::: DATASET RECORDS :::

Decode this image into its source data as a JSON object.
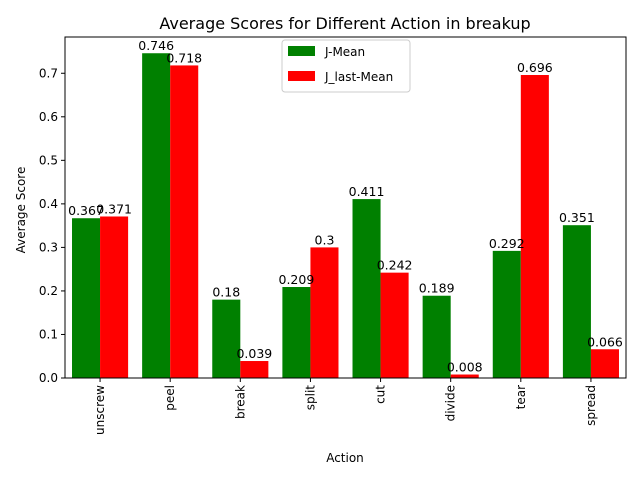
{
  "chart_data": {
    "type": "bar",
    "title": "Average Scores for Different Action in breakup",
    "xlabel": "Action",
    "ylabel": "Average Score",
    "categories": [
      "unscrew",
      "peel",
      "break",
      "split",
      "cut",
      "divide",
      "tear",
      "spread"
    ],
    "series": [
      {
        "name": "J-Mean",
        "color": "#008000",
        "values": [
          0.367,
          0.746,
          0.18,
          0.209,
          0.411,
          0.189,
          0.292,
          0.351
        ],
        "labels": [
          "0.367",
          "0.746",
          "0.18",
          "0.209",
          "0.411",
          "0.189",
          "0.292",
          "0.351"
        ]
      },
      {
        "name": "J_last-Mean",
        "color": "#ff0000",
        "values": [
          0.371,
          0.718,
          0.039,
          0.3,
          0.242,
          0.008,
          0.696,
          0.066
        ],
        "labels": [
          "0.371",
          "0.718",
          "0.039",
          "0.3",
          "0.242",
          "0.008",
          "0.696",
          "0.066"
        ]
      }
    ],
    "ylim": [
      0,
      0.7833
    ],
    "yticks": [
      0.0,
      0.1,
      0.2,
      0.3,
      0.4,
      0.5,
      0.6,
      0.7
    ],
    "ytick_labels": [
      "0.0",
      "0.1",
      "0.2",
      "0.3",
      "0.4",
      "0.5",
      "0.6",
      "0.7"
    ],
    "grid": false,
    "legend_position": "top-center"
  }
}
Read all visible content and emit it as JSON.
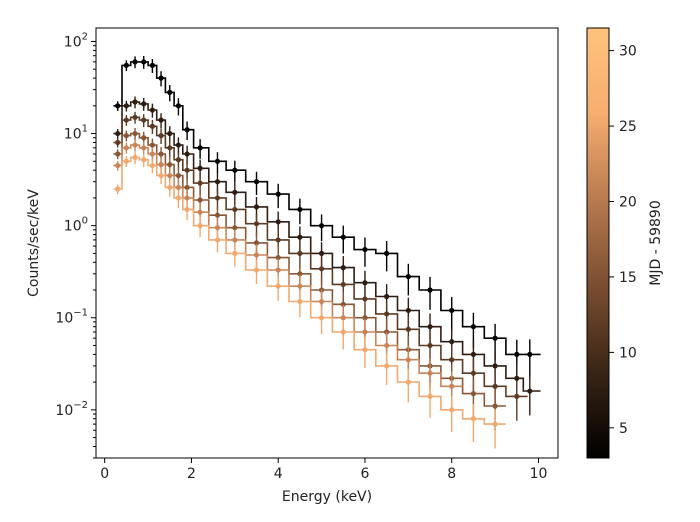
{
  "chart_data": {
    "type": "scatter",
    "title": "",
    "xlabel": "Energy (keV)",
    "ylabel": "Counts/sec/keV",
    "xlim": [
      -0.2,
      10.45
    ],
    "ylim": [
      0.003,
      140
    ],
    "yscale": "log",
    "x_ticks": [
      0,
      2,
      4,
      6,
      8,
      10
    ],
    "x_tick_labels": [
      "0",
      "2",
      "4",
      "6",
      "8",
      "10"
    ],
    "y_ticks": [
      0.01,
      0.1,
      1,
      10,
      100
    ],
    "y_tick_labels": [
      {
        "base": "10",
        "exp": "−2"
      },
      {
        "base": "10",
        "exp": "−1"
      },
      {
        "base": "10",
        "exp": "0"
      },
      {
        "base": "10",
        "exp": "1"
      },
      {
        "base": "10",
        "exp": "2"
      }
    ],
    "colorbar": {
      "label": "MJD - 59890",
      "range": [
        3,
        31.5
      ],
      "ticks": [
        5,
        10,
        15,
        20,
        25,
        30
      ],
      "tick_labels": [
        "5",
        "10",
        "15",
        "20",
        "25",
        "30"
      ],
      "colormap": "copper",
      "stops": [
        "#000000",
        "#3a2516",
        "#7a4e31",
        "#b87a4f",
        "#f6ad6f",
        "#ffc37d"
      ]
    },
    "series": [
      {
        "name": "MJD-59890 = 3",
        "color_value": 3,
        "color": "#000000",
        "energy": [
          0.3,
          0.5,
          0.7,
          0.9,
          1.1,
          1.3,
          1.5,
          1.7,
          1.9,
          2.2,
          2.6,
          3.0,
          3.5,
          4.0,
          4.5,
          5.0,
          5.5,
          6.0,
          6.5,
          7.0,
          7.5,
          8.0,
          8.5,
          9.0,
          9.5,
          9.8
        ],
        "rate": [
          20,
          55,
          60,
          60,
          55,
          40,
          28,
          20,
          11,
          7,
          5,
          4,
          3,
          2.2,
          1.5,
          1.0,
          0.75,
          0.55,
          0.5,
          0.28,
          0.2,
          0.12,
          0.08,
          0.06,
          0.04,
          0.04
        ]
      },
      {
        "name": "MJD-59890 = 8",
        "color_value": 8,
        "color": "#2e1d12",
        "energy": [
          0.3,
          0.5,
          0.7,
          0.9,
          1.1,
          1.3,
          1.5,
          1.7,
          1.9,
          2.2,
          2.6,
          3.0,
          3.5,
          4.0,
          4.5,
          5.0,
          5.5,
          6.0,
          6.5,
          7.0,
          7.5,
          8.0,
          8.5,
          9.0,
          9.5,
          9.8
        ],
        "rate": [
          10,
          20,
          22,
          21,
          18,
          14,
          10,
          7.5,
          6,
          4.2,
          3,
          2.3,
          1.6,
          1.1,
          0.75,
          0.5,
          0.35,
          0.24,
          0.17,
          0.12,
          0.08,
          0.055,
          0.04,
          0.03,
          0.022,
          0.016
        ]
      },
      {
        "name": "MJD-59890 = 14",
        "color_value": 14,
        "color": "#5c3b25",
        "energy": [
          0.3,
          0.5,
          0.7,
          0.9,
          1.1,
          1.3,
          1.5,
          1.7,
          1.9,
          2.2,
          2.6,
          3.0,
          3.5,
          4.0,
          4.5,
          5.0,
          5.5,
          6.0,
          6.5,
          7.0,
          7.5,
          8.0,
          8.5,
          9.0,
          9.5
        ],
        "rate": [
          8,
          14,
          15,
          14,
          12,
          9.5,
          7,
          5.2,
          4,
          2.9,
          2,
          1.5,
          1.05,
          0.7,
          0.5,
          0.34,
          0.23,
          0.16,
          0.11,
          0.075,
          0.05,
          0.035,
          0.025,
          0.018,
          0.014
        ]
      },
      {
        "name": "MJD-59890 = 20",
        "color_value": 20,
        "color": "#8a5837",
        "energy": [
          0.3,
          0.5,
          0.7,
          0.9,
          1.1,
          1.3,
          1.5,
          1.7,
          1.9,
          2.2,
          2.6,
          3.0,
          3.5,
          4.0,
          4.5,
          5.0,
          5.5,
          6.0,
          6.5,
          7.0,
          7.5,
          8.0,
          8.5,
          9.0
        ],
        "rate": [
          6,
          9.5,
          10,
          9,
          7.5,
          6,
          4.6,
          3.5,
          2.6,
          1.9,
          1.3,
          0.95,
          0.65,
          0.45,
          0.3,
          0.2,
          0.14,
          0.1,
          0.07,
          0.045,
          0.03,
          0.022,
          0.015,
          0.011
        ]
      },
      {
        "name": "MJD-59890 = 26",
        "color_value": 26,
        "color": "#c9855a",
        "energy": [
          0.3,
          0.5,
          0.7,
          0.9,
          1.1,
          1.3,
          1.5,
          1.7,
          1.9,
          2.2,
          2.6,
          3.0,
          3.5,
          4.0,
          4.5,
          5.0,
          5.5,
          6.0,
          6.5,
          7.0,
          7.5,
          8.0
        ],
        "rate": [
          4.5,
          7,
          7.5,
          7,
          6,
          4.6,
          3.5,
          2.6,
          2,
          1.4,
          0.95,
          0.7,
          0.48,
          0.33,
          0.22,
          0.15,
          0.1,
          0.07,
          0.05,
          0.035,
          0.025,
          0.018
        ]
      },
      {
        "name": "MJD-59890 = 31",
        "color_value": 31,
        "color": "#f0a970",
        "energy": [
          0.3,
          0.5,
          0.7,
          0.9,
          1.1,
          1.3,
          1.5,
          1.7,
          1.9,
          2.2,
          2.6,
          3.0,
          3.5,
          4.0,
          4.5,
          5.0,
          5.5,
          6.0,
          6.5,
          7.0,
          7.5,
          8.0,
          8.5,
          9.0
        ],
        "rate": [
          2.5,
          5,
          5.5,
          5.2,
          4.5,
          3.5,
          2.6,
          2,
          1.5,
          1.0,
          0.7,
          0.5,
          0.33,
          0.22,
          0.15,
          0.1,
          0.07,
          0.045,
          0.03,
          0.02,
          0.014,
          0.01,
          0.008,
          0.007
        ]
      }
    ]
  }
}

:::

- DIRECTIONS
Leave out the pictures and give the rest of the records again exactly.

- RESULT FOR THIS TASK
Decode this image into its source data as a JSON object.
{
  "chart_data": {
    "type": "bar",
    "title": "Average Scores for Different Action in breakup",
    "xlabel": "Action",
    "ylabel": "Average Score",
    "categories": [
      "unscrew",
      "peel",
      "break",
      "split",
      "cut",
      "divide",
      "tear",
      "spread"
    ],
    "series": [
      {
        "name": "J-Mean",
        "color": "#008000",
        "values": [
          0.367,
          0.746,
          0.18,
          0.209,
          0.411,
          0.189,
          0.292,
          0.351
        ],
        "labels": [
          "0.367",
          "0.746",
          "0.18",
          "0.209",
          "0.411",
          "0.189",
          "0.292",
          "0.351"
        ]
      },
      {
        "name": "J_last-Mean",
        "color": "#ff0000",
        "values": [
          0.371,
          0.718,
          0.039,
          0.3,
          0.242,
          0.008,
          0.696,
          0.066
        ],
        "labels": [
          "0.371",
          "0.718",
          "0.039",
          "0.3",
          "0.242",
          "0.008",
          "0.696",
          "0.066"
        ]
      }
    ],
    "ylim": [
      0,
      0.7833
    ],
    "yticks": [
      0.0,
      0.1,
      0.2,
      0.3,
      0.4,
      0.5,
      0.6,
      0.7
    ],
    "ytick_labels": [
      "0.0",
      "0.1",
      "0.2",
      "0.3",
      "0.4",
      "0.5",
      "0.6",
      "0.7"
    ],
    "grid": false,
    "legend_position": "top-center"
  }
}
Read all visible content and emit it as JSON.
{
  "chart_data": {
    "type": "scatter",
    "title": "",
    "xlabel": "Energy (keV)",
    "ylabel": "Counts/sec/keV",
    "xlim": [
      -0.2,
      10.45
    ],
    "ylim": [
      0.003,
      140
    ],
    "yscale": "log",
    "x_ticks": [
      0,
      2,
      4,
      6,
      8,
      10
    ],
    "x_tick_labels": [
      "0",
      "2",
      "4",
      "6",
      "8",
      "10"
    ],
    "y_ticks": [
      0.01,
      0.1,
      1,
      10,
      100
    ],
    "y_tick_labels": [
      {
        "base": "10",
        "exp": "−2"
      },
      {
        "base": "10",
        "exp": "−1"
      },
      {
        "base": "10",
        "exp": "0"
      },
      {
        "base": "10",
        "exp": "1"
      },
      {
        "base": "10",
        "exp": "2"
      }
    ],
    "colorbar": {
      "label": "MJD - 59890",
      "range": [
        3,
        31.5
      ],
      "ticks": [
        5,
        10,
        15,
        20,
        25,
        30
      ],
      "tick_labels": [
        "5",
        "10",
        "15",
        "20",
        "25",
        "30"
      ],
      "colormap": "copper",
      "stops": [
        "#000000",
        "#3a2516",
        "#7a4e31",
        "#b87a4f",
        "#f6ad6f",
        "#ffc37d"
      ]
    },
    "series": [
      {
        "name": "MJD-59890 = 3",
        "color_value": 3,
        "color": "#000000",
        "energy": [
          0.3,
          0.5,
          0.7,
          0.9,
          1.1,
          1.3,
          1.5,
          1.7,
          1.9,
          2.2,
          2.6,
          3.0,
          3.5,
          4.0,
          4.5,
          5.0,
          5.5,
          6.0,
          6.5,
          7.0,
          7.5,
          8.0,
          8.5,
          9.0,
          9.5,
          9.8
        ],
        "rate": [
          20,
          55,
          60,
          60,
          55,
          40,
          28,
          20,
          11,
          7,
          5,
          4,
          3,
          2.2,
          1.5,
          1.0,
          0.75,
          0.55,
          0.5,
          0.28,
          0.2,
          0.12,
          0.08,
          0.06,
          0.04,
          0.04
        ]
      },
      {
        "name": "MJD-59890 = 8",
        "color_value": 8,
        "color": "#2e1d12",
        "energy": [
          0.3,
          0.5,
          0.7,
          0.9,
          1.1,
          1.3,
          1.5,
          1.7,
          1.9,
          2.2,
          2.6,
          3.0,
          3.5,
          4.0,
          4.5,
          5.0,
          5.5,
          6.0,
          6.5,
          7.0,
          7.5,
          8.0,
          8.5,
          9.0,
          9.5,
          9.8
        ],
        "rate": [
          10,
          20,
          22,
          21,
          18,
          14,
          10,
          7.5,
          6,
          4.2,
          3,
          2.3,
          1.6,
          1.1,
          0.75,
          0.5,
          0.35,
          0.24,
          0.17,
          0.12,
          0.08,
          0.055,
          0.04,
          0.03,
          0.022,
          0.016
        ]
      },
      {
        "name": "MJD-59890 = 14",
        "color_value": 14,
        "color": "#5c3b25",
        "energy": [
          0.3,
          0.5,
          0.7,
          0.9,
          1.1,
          1.3,
          1.5,
          1.7,
          1.9,
          2.2,
          2.6,
          3.0,
          3.5,
          4.0,
          4.5,
          5.0,
          5.5,
          6.0,
          6.5,
          7.0,
          7.5,
          8.0,
          8.5,
          9.0,
          9.5
        ],
        "rate": [
          8,
          14,
          15,
          14,
          12,
          9.5,
          7,
          5.2,
          4,
          2.9,
          2,
          1.5,
          1.05,
          0.7,
          0.5,
          0.34,
          0.23,
          0.16,
          0.11,
          0.075,
          0.05,
          0.035,
          0.025,
          0.018,
          0.014
        ]
      },
      {
        "name": "MJD-59890 = 20",
        "color_value": 20,
        "color": "#8a5837",
        "energy": [
          0.3,
          0.5,
          0.7,
          0.9,
          1.1,
          1.3,
          1.5,
          1.7,
          1.9,
          2.2,
          2.6,
          3.0,
          3.5,
          4.0,
          4.5,
          5.0,
          5.5,
          6.0,
          6.5,
          7.0,
          7.5,
          8.0,
          8.5,
          9.0
        ],
        "rate": [
          6,
          9.5,
          10,
          9,
          7.5,
          6,
          4.6,
          3.5,
          2.6,
          1.9,
          1.3,
          0.95,
          0.65,
          0.45,
          0.3,
          0.2,
          0.14,
          0.1,
          0.07,
          0.045,
          0.03,
          0.022,
          0.015,
          0.011
        ]
      },
      {
        "name": "MJD-59890 = 26",
        "color_value": 26,
        "color": "#c9855a",
        "energy": [
          0.3,
          0.5,
          0.7,
          0.9,
          1.1,
          1.3,
          1.5,
          1.7,
          1.9,
          2.2,
          2.6,
          3.0,
          3.5,
          4.0,
          4.5,
          5.0,
          5.5,
          6.0,
          6.5,
          7.0,
          7.5,
          8.0
        ],
        "rate": [
          4.5,
          7,
          7.5,
          7,
          6,
          4.6,
          3.5,
          2.6,
          2,
          1.4,
          0.95,
          0.7,
          0.48,
          0.33,
          0.22,
          0.15,
          0.1,
          0.07,
          0.05,
          0.035,
          0.025,
          0.018
        ]
      },
      {
        "name": "MJD-59890 = 31",
        "color_value": 31,
        "color": "#f0a970",
        "energy": [
          0.3,
          0.5,
          0.7,
          0.9,
          1.1,
          1.3,
          1.5,
          1.7,
          1.9,
          2.2,
          2.6,
          3.0,
          3.5,
          4.0,
          4.5,
          5.0,
          5.5,
          6.0,
          6.5,
          7.0,
          7.5,
          8.0,
          8.5,
          9.0
        ],
        "rate": [
          2.5,
          5,
          5.5,
          5.2,
          4.5,
          3.5,
          2.6,
          2,
          1.5,
          1.0,
          0.7,
          0.5,
          0.33,
          0.22,
          0.15,
          0.1,
          0.07,
          0.045,
          0.03,
          0.02,
          0.014,
          0.01,
          0.008,
          0.007
        ]
      }
    ]
  }
}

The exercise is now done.